Restate the data word for word and leave the images out.

Chart and figure data
——

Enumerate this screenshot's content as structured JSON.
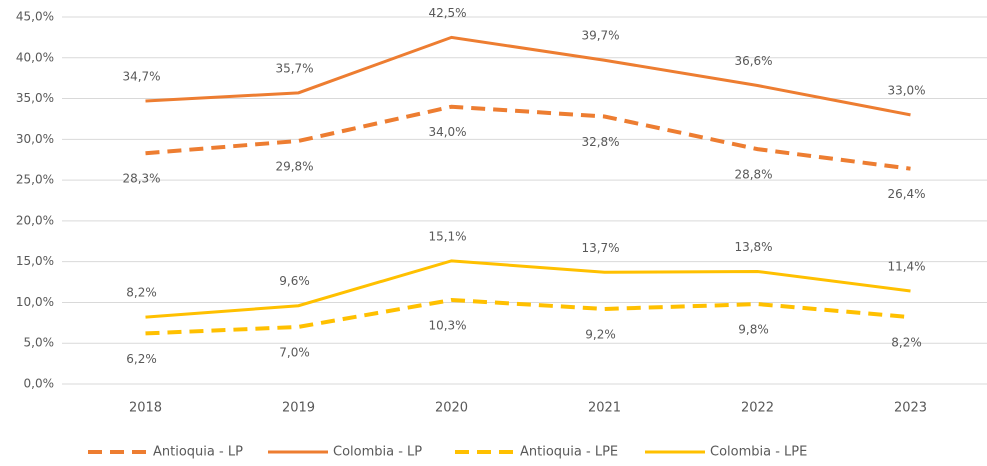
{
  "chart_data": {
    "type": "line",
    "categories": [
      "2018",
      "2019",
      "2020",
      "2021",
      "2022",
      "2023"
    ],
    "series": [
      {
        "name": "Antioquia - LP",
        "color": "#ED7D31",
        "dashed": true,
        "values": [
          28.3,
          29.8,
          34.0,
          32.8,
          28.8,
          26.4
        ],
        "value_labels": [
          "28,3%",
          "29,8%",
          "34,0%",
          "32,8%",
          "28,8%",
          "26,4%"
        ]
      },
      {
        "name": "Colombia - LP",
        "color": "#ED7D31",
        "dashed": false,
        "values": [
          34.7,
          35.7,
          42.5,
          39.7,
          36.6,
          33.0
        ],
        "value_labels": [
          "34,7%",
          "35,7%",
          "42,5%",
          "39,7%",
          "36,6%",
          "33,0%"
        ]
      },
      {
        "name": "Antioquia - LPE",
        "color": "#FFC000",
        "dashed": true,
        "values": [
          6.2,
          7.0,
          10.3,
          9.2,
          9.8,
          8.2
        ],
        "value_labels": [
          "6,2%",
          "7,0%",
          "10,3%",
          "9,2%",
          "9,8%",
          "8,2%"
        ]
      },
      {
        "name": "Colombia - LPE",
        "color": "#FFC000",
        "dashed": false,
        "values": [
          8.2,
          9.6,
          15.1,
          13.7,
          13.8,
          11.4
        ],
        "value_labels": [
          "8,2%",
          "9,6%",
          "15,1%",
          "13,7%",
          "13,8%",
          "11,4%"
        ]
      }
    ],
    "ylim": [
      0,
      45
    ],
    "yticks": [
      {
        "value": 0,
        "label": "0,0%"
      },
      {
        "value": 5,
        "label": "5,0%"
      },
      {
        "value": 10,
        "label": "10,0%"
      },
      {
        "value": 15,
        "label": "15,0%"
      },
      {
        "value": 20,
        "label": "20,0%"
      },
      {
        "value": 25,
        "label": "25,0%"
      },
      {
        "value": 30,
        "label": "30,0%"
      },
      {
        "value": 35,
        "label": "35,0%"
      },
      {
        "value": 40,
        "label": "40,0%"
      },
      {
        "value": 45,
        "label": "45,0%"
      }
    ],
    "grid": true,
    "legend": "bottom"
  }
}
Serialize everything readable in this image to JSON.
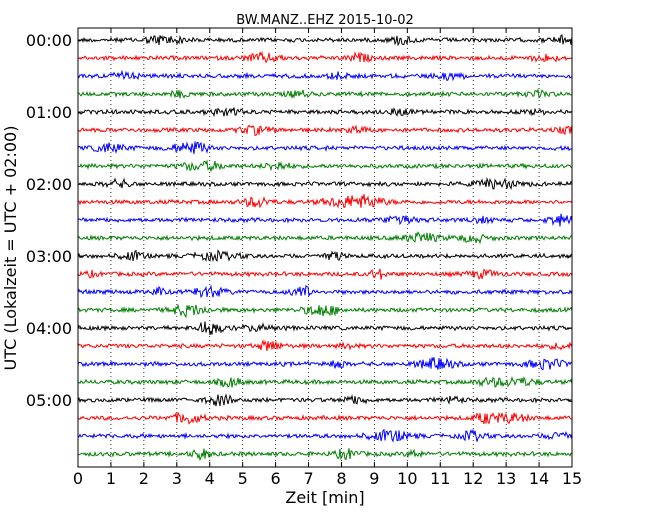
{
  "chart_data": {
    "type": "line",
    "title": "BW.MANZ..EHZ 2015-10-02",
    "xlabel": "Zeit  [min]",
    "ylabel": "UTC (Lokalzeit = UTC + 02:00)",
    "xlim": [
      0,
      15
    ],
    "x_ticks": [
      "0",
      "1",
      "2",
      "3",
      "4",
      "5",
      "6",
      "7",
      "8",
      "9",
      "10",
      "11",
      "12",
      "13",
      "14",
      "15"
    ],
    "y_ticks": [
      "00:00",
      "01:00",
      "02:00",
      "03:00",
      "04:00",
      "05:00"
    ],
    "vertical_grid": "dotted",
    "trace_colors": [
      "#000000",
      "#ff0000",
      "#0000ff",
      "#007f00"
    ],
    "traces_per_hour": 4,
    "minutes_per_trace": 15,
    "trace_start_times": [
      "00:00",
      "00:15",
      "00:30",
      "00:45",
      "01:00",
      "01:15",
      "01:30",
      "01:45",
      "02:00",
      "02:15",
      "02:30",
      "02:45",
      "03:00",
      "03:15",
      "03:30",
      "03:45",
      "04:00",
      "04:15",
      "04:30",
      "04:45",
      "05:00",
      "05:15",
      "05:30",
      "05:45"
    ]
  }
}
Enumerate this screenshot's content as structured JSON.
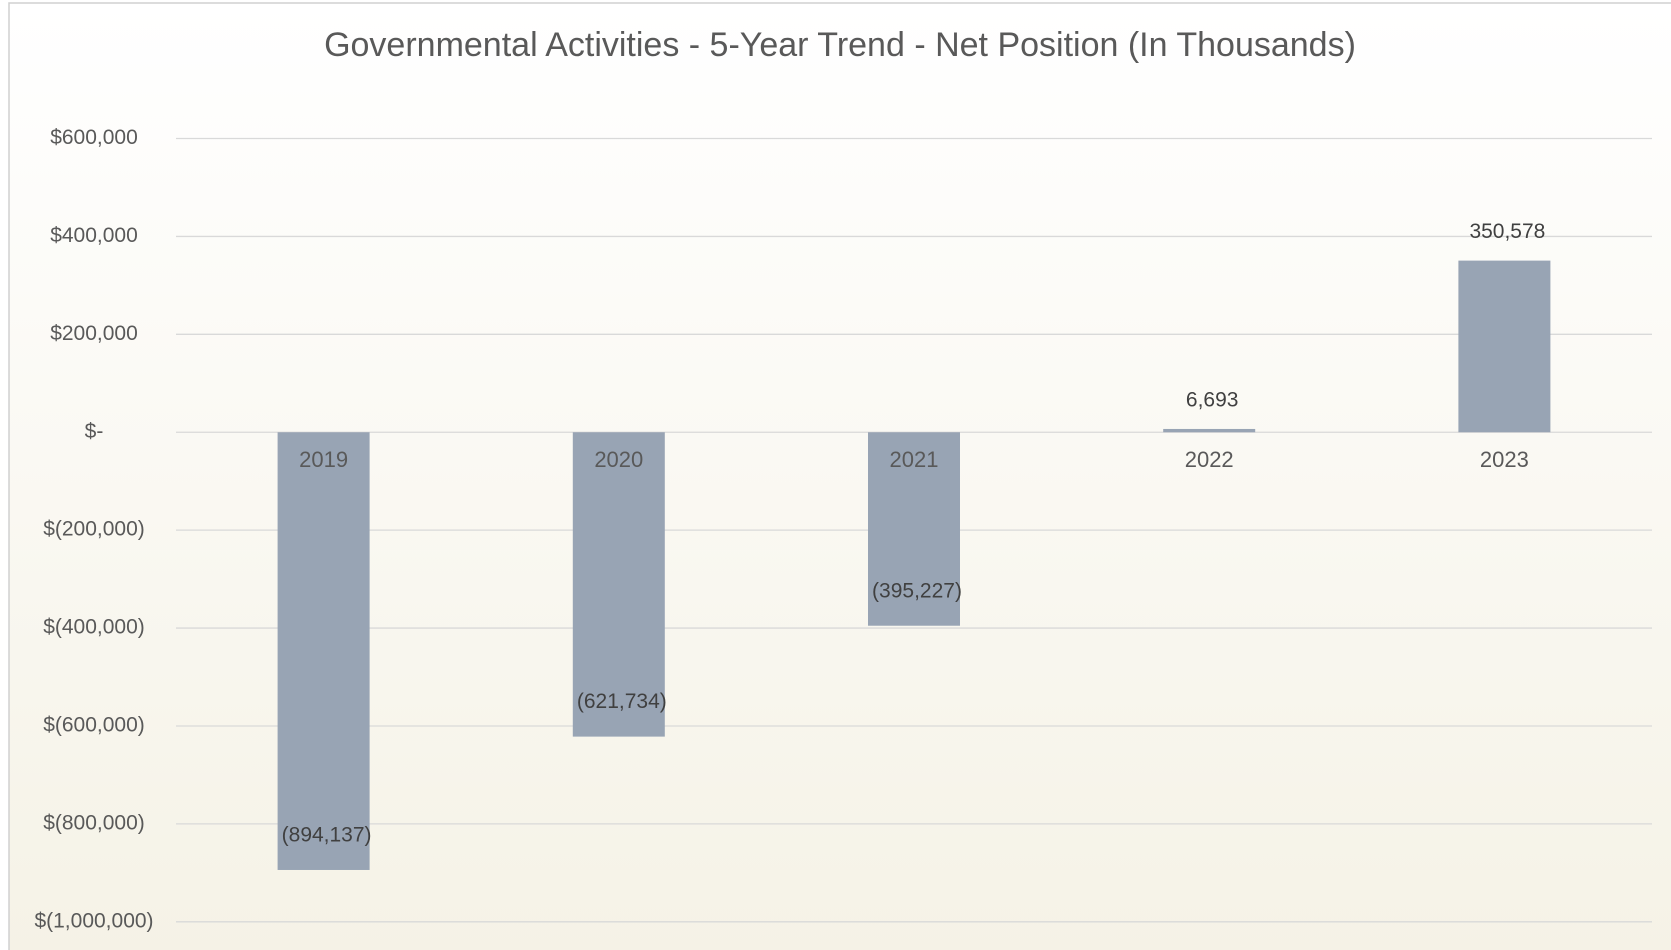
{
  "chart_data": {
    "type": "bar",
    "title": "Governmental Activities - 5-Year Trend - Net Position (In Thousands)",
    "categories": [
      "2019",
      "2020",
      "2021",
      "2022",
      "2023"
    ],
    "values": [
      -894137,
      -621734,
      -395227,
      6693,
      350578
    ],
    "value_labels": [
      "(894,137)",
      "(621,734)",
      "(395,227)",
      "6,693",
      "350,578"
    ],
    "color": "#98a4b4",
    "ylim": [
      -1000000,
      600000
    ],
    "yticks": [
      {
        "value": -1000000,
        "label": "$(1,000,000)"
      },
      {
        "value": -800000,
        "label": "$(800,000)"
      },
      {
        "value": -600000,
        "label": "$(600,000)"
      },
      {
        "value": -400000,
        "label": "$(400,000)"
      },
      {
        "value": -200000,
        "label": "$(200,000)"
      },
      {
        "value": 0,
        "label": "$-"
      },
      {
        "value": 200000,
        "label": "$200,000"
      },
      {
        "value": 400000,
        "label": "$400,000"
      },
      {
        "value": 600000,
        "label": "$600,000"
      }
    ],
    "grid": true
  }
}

——

Task result:
Enumerate this screenshot's content as structured JSON.
{
  "chart_data": {
    "type": "line",
    "categories": [
      "2018",
      "2019",
      "2020",
      "2021",
      "2022",
      "2023"
    ],
    "series": [
      {
        "name": "Antioquia - LP",
        "color": "#ED7D31",
        "dashed": true,
        "values": [
          28.3,
          29.8,
          34.0,
          32.8,
          28.8,
          26.4
        ],
        "value_labels": [
          "28,3%",
          "29,8%",
          "34,0%",
          "32,8%",
          "28,8%",
          "26,4%"
        ]
      },
      {
        "name": "Colombia - LP",
        "color": "#ED7D31",
        "dashed": false,
        "values": [
          34.7,
          35.7,
          42.5,
          39.7,
          36.6,
          33.0
        ],
        "value_labels": [
          "34,7%",
          "35,7%",
          "42,5%",
          "39,7%",
          "36,6%",
          "33,0%"
        ]
      },
      {
        "name": "Antioquia - LPE",
        "color": "#FFC000",
        "dashed": true,
        "values": [
          6.2,
          7.0,
          10.3,
          9.2,
          9.8,
          8.2
        ],
        "value_labels": [
          "6,2%",
          "7,0%",
          "10,3%",
          "9,2%",
          "9,8%",
          "8,2%"
        ]
      },
      {
        "name": "Colombia - LPE",
        "color": "#FFC000",
        "dashed": false,
        "values": [
          8.2,
          9.6,
          15.1,
          13.7,
          13.8,
          11.4
        ],
        "value_labels": [
          "8,2%",
          "9,6%",
          "15,1%",
          "13,7%",
          "13,8%",
          "11,4%"
        ]
      }
    ],
    "ylim": [
      0,
      45
    ],
    "yticks": [
      {
        "value": 0,
        "label": "0,0%"
      },
      {
        "value": 5,
        "label": "5,0%"
      },
      {
        "value": 10,
        "label": "10,0%"
      },
      {
        "value": 15,
        "label": "15,0%"
      },
      {
        "value": 20,
        "label": "20,0%"
      },
      {
        "value": 25,
        "label": "25,0%"
      },
      {
        "value": 30,
        "label": "30,0%"
      },
      {
        "value": 35,
        "label": "35,0%"
      },
      {
        "value": 40,
        "label": "40,0%"
      },
      {
        "value": 45,
        "label": "45,0%"
      }
    ],
    "grid": true,
    "legend": "bottom"
  }
}
Serialize everything readable in this image to JSON.
{
  "chart_data": {
    "type": "line",
    "title": "BW.MANZ..EHZ 2015-10-02",
    "xlabel": "Zeit  [min]",
    "ylabel": "UTC (Lokalzeit = UTC + 02:00)",
    "xlim": [
      0,
      15
    ],
    "x_ticks": [
      "0",
      "1",
      "2",
      "3",
      "4",
      "5",
      "6",
      "7",
      "8",
      "9",
      "10",
      "11",
      "12",
      "13",
      "14",
      "15"
    ],
    "y_ticks": [
      "00:00",
      "01:00",
      "02:00",
      "03:00",
      "04:00",
      "05:00"
    ],
    "vertical_grid": "dotted",
    "trace_colors": [
      "#000000",
      "#ff0000",
      "#0000ff",
      "#007f00"
    ],
    "traces_per_hour": 4,
    "minutes_per_trace": 15,
    "trace_start_times": [
      "00:00",
      "00:15",
      "00:30",
      "00:45",
      "01:00",
      "01:15",
      "01:30",
      "01:45",
      "02:00",
      "02:15",
      "02:30",
      "02:45",
      "03:00",
      "03:15",
      "03:30",
      "03:45",
      "04:00",
      "04:15",
      "04:30",
      "04:45",
      "05:00",
      "05:15",
      "05:30",
      "05:45"
    ]
  }
}
Enumerate this screenshot's content as structured JSON.
{
  "chart_data": {
    "type": "bar",
    "title": "Governmental Activities - 5-Year Trend - Net Position (In Thousands)",
    "categories": [
      "2019",
      "2020",
      "2021",
      "2022",
      "2023"
    ],
    "values": [
      -894137,
      -621734,
      -395227,
      6693,
      350578
    ],
    "value_labels": [
      "(894,137)",
      "(621,734)",
      "(395,227)",
      "6,693",
      "350,578"
    ],
    "color": "#98a4b4",
    "ylim": [
      -1000000,
      600000
    ],
    "yticks": [
      {
        "value": -1000000,
        "label": "$(1,000,000)"
      },
      {
        "value": -800000,
        "label": "$(800,000)"
      },
      {
        "value": -600000,
        "label": "$(600,000)"
      },
      {
        "value": -400000,
        "label": "$(400,000)"
      },
      {
        "value": -200000,
        "label": "$(200,000)"
      },
      {
        "value": 0,
        "label": "$-"
      },
      {
        "value": 200000,
        "label": "$200,000"
      },
      {
        "value": 400000,
        "label": "$400,000"
      },
      {
        "value": 600000,
        "label": "$600,000"
      }
    ],
    "grid": true
  }
}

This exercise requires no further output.